==== Data provided ====
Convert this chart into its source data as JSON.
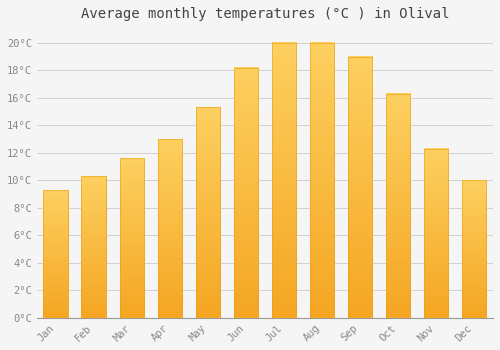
{
  "months": [
    "Jan",
    "Feb",
    "Mar",
    "Apr",
    "May",
    "Jun",
    "Jul",
    "Aug",
    "Sep",
    "Oct",
    "Nov",
    "Dec"
  ],
  "values": [
    9.3,
    10.3,
    11.6,
    13.0,
    15.3,
    18.2,
    20.0,
    20.0,
    19.0,
    16.3,
    12.3,
    10.0
  ],
  "bar_color_top": "#FDD060",
  "bar_color_bottom": "#F5A623",
  "bar_edge_color": "#E8A010",
  "title": "Average monthly temperatures (°C ) in Olival",
  "title_fontsize": 10,
  "ylim": [
    0,
    21
  ],
  "ytick_step": 2,
  "background_color": "#F5F5F5",
  "plot_bg_color": "#F5F5F5",
  "grid_color": "#CCCCCC",
  "tick_label_color": "#888888",
  "title_color": "#444444",
  "font_family": "monospace"
}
====
Short problem — Above are records with pictures; repeat the records exactly and leave the pictures out.

Result of this task —
Convert this chart into its source data as JSON.
{
  "months": [
    "Jan",
    "Feb",
    "Mar",
    "Apr",
    "May",
    "Jun",
    "Jul",
    "Aug",
    "Sep",
    "Oct",
    "Nov",
    "Dec"
  ],
  "values": [
    9.3,
    10.3,
    11.6,
    13.0,
    15.3,
    18.2,
    20.0,
    20.0,
    19.0,
    16.3,
    12.3,
    10.0
  ],
  "bar_color_top": "#FDD060",
  "bar_color_bottom": "#F5A623",
  "bar_edge_color": "#E8A010",
  "title": "Average monthly temperatures (°C ) in Olival",
  "title_fontsize": 10,
  "ylim": [
    0,
    21
  ],
  "ytick_step": 2,
  "background_color": "#F5F5F5",
  "plot_bg_color": "#F5F5F5",
  "grid_color": "#CCCCCC",
  "tick_label_color": "#888888",
  "title_color": "#444444",
  "font_family": "monospace"
}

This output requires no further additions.